··· INPUT MATERIAL ···
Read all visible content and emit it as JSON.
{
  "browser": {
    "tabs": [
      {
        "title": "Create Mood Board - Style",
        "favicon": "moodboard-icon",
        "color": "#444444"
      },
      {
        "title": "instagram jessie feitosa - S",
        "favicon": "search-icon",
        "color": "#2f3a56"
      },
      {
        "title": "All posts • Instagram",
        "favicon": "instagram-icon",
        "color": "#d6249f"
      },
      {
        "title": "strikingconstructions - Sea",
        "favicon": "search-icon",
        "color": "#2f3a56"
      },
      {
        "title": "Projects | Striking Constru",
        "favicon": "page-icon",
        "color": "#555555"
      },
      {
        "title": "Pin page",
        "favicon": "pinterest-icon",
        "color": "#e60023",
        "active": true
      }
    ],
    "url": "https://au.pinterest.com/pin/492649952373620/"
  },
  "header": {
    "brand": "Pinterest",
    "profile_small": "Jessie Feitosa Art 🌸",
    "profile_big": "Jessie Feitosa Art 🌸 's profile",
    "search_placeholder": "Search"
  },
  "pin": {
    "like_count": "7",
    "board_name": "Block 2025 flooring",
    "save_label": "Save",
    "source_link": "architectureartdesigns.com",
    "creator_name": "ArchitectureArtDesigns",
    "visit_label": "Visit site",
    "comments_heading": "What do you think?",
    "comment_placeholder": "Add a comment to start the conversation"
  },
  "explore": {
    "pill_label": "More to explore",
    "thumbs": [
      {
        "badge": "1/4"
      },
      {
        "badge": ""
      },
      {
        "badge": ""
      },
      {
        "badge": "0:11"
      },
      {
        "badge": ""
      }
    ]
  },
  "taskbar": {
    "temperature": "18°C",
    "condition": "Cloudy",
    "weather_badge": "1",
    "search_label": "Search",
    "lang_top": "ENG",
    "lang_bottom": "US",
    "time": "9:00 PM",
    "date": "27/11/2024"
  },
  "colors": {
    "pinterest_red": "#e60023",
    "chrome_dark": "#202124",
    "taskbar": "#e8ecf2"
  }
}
···
▸ **WRITTEN PROBLEM**
Write down only how many lines in the listing contain the word "title".

▸ **CORRECT OUTPUT**
6